- GOALS -
• 1. Copy word for word the part of the passage on energy education at Pitt that opens with the words containing "The Center for" and closes with "of the program.".
• 2. Please reproduce the extracted records from their first line through the line that contains "- y-right-tick-label: 4.4: [1016, 268, 1043, 288]", with both ends included.

- EXCERPT TO READ -
Education and Workforce Development

The Center for Energy continues to lead Pitt’s development and delivery of energy-related educational programs specifically tailored to the needs of our regional energy economy.   The development of programs in several areas – including electric power, mining, and nuclear engineering – have become some of the best in the country.  A summary follows of the programs, course offerings, and future plans for energy-related education.   

Energy-related Concentrations and Certificates  

  • Electric Power Engineering – undergraduate (BS) and graduate (MS and PhD) concentrations within the ECE department. Undergraduate concentrations represent 1/3 of all graduatin BS EE’s; a new online learning post-baccalaureate/graduate certificate program introduced in fall 2013 is exceeding enrollment targets. New course developments at all levels of the program.
  • Nuclear Engineering– Undergraduate (BS) and graduate (MS) certificates and the Master of Science in Nuclear Engineering (MSNE) continue to remain steady with stable enrollments
  • Mining Engineering – steady enrollments in the undergraduate and graduate certificate programs (despite recent/current downturn in industry)
  • Advanced Manufacturing – New M.S. program is under development       
  • Safety Engineering Certificate - The graduate safety engineering certificate program targets engineers in the energy industry who find they need or want a background in safety engineering.   The curriculum targets general industry injury prevention, catastrophic loss of containment prevention, mitigation and management as well as work environment design and focuses on the continuous process oil and gas industry, nuclear power and conventional coal and natural gas power industries. 

Energy Policy & Law Institute Launched in 2015  

The Pitt Law School established the Energy Law and Policy Institute in 2015. The Institute will develop new courses in the field of energy law, with a particular focus on helping students develop practice-ready skills. The Institute will host major annual conferences that bring together law firms, corporations, government agencies, and nonprofit organizations to address evolving issues in energy law and policy. The Institute aims to advance collaborative research and teaching initiatives in the field of energy law in partnership with the University of Pittsburgh Center for Energy, Swanson School of Engineering, Joseph M. Katz Graduate School of Business, Graduate School of Public Health, and Graduate School of Public and International Affairs, among others.

Extracted records

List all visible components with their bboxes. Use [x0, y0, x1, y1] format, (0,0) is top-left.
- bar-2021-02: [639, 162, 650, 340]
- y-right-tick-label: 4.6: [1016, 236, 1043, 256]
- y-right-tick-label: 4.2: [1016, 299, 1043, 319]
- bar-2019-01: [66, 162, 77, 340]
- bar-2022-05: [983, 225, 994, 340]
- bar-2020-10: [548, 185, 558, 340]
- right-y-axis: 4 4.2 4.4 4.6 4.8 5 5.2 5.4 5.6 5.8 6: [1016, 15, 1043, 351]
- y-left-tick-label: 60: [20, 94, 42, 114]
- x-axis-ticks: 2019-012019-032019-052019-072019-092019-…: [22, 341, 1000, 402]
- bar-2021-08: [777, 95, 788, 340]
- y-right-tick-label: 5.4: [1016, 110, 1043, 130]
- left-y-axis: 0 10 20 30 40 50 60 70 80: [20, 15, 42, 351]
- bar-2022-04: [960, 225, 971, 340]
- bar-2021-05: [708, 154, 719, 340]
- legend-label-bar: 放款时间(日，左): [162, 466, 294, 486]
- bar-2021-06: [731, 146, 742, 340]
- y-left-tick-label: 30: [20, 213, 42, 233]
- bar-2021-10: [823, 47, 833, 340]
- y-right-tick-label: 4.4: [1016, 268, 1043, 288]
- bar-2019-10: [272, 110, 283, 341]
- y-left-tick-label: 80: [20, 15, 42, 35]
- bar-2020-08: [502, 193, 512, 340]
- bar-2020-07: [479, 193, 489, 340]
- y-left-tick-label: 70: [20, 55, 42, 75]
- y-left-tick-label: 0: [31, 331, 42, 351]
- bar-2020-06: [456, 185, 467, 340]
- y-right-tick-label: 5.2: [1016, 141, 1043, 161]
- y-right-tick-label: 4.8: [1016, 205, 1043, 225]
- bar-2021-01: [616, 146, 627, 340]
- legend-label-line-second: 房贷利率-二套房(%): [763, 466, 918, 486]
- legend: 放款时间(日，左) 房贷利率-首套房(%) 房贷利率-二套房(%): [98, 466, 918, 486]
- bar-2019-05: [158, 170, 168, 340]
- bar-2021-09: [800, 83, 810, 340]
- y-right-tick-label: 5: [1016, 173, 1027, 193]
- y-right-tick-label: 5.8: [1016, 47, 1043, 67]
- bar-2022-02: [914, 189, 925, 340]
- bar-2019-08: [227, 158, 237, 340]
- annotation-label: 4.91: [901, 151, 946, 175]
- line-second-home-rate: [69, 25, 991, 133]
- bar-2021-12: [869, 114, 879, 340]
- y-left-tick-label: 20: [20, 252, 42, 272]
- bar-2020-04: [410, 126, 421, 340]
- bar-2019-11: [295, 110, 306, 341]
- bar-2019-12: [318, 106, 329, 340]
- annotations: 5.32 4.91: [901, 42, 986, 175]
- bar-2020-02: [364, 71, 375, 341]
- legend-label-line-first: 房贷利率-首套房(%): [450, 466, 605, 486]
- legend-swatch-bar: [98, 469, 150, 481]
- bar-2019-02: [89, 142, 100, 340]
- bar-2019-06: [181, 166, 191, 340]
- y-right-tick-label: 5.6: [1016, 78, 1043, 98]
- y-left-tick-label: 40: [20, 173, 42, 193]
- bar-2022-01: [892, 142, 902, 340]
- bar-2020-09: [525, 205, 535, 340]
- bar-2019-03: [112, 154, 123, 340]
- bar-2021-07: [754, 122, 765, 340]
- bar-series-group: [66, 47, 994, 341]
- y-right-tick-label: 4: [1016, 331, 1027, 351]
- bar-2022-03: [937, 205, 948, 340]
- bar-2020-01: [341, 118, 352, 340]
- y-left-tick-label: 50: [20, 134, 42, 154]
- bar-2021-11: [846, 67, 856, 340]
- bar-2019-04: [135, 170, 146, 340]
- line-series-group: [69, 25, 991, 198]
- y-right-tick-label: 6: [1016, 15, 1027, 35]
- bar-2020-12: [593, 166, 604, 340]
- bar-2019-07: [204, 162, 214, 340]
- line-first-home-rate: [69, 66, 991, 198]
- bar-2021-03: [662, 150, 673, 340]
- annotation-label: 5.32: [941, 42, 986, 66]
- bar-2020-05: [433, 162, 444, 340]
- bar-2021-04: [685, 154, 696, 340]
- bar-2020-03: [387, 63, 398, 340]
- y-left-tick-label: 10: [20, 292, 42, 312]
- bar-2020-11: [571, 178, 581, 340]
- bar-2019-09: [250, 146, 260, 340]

- RESULTS FOR THE EXERCISE -
• 1.
The Center for Energy continues to lead Pitt’s development and delivery of energy-related educational programs specifically tailored to the needs of our regional energy economy.   The development of programs in several areas – including electric power, mining, and nuclear engineering – have become some of the best in the country.  A summary follows of the programs, course offerings, and future plans for energy-related education.   

Energy-related Concentrations and Certificates  

  • Electric Power Engineering – undergraduate (BS) and graduate (MS and PhD) concentrations within the ECE department. Undergraduate concentrations represent 1/3 of all graduatin BS EE’s; a new online learning post-baccalaureate/graduate certificate program introduced in fall 2013 is exceeding enrollment targets. New course developments at all levels of the program.

• 2.
List all visible components with their bboxes. Use [x0, y0, x1, y1] format, (0,0) is top-left.
- bar-2021-02: [639, 162, 650, 340]
- y-right-tick-label: 4.6: [1016, 236, 1043, 256]
- y-right-tick-label: 4.2: [1016, 299, 1043, 319]
- bar-2019-01: [66, 162, 77, 340]
- bar-2022-05: [983, 225, 994, 340]
- bar-2020-10: [548, 185, 558, 340]
- right-y-axis: 4 4.2 4.4 4.6 4.8 5 5.2 5.4 5.6 5.8 6: [1016, 15, 1043, 351]
- y-left-tick-label: 60: [20, 94, 42, 114]
- x-axis-ticks: 2019-012019-032019-052019-072019-092019-…: [22, 341, 1000, 402]
- bar-2021-08: [777, 95, 788, 340]
- y-right-tick-label: 5.4: [1016, 110, 1043, 130]
- left-y-axis: 0 10 20 30 40 50 60 70 80: [20, 15, 42, 351]
- bar-2022-04: [960, 225, 971, 340]
- bar-2021-05: [708, 154, 719, 340]
- legend-label-bar: 放款时间(日，左): [162, 466, 294, 486]
- bar-2021-06: [731, 146, 742, 340]
- y-left-tick-label: 30: [20, 213, 42, 233]
- bar-2021-10: [823, 47, 833, 340]
- y-right-tick-label: 4.4: [1016, 268, 1043, 288]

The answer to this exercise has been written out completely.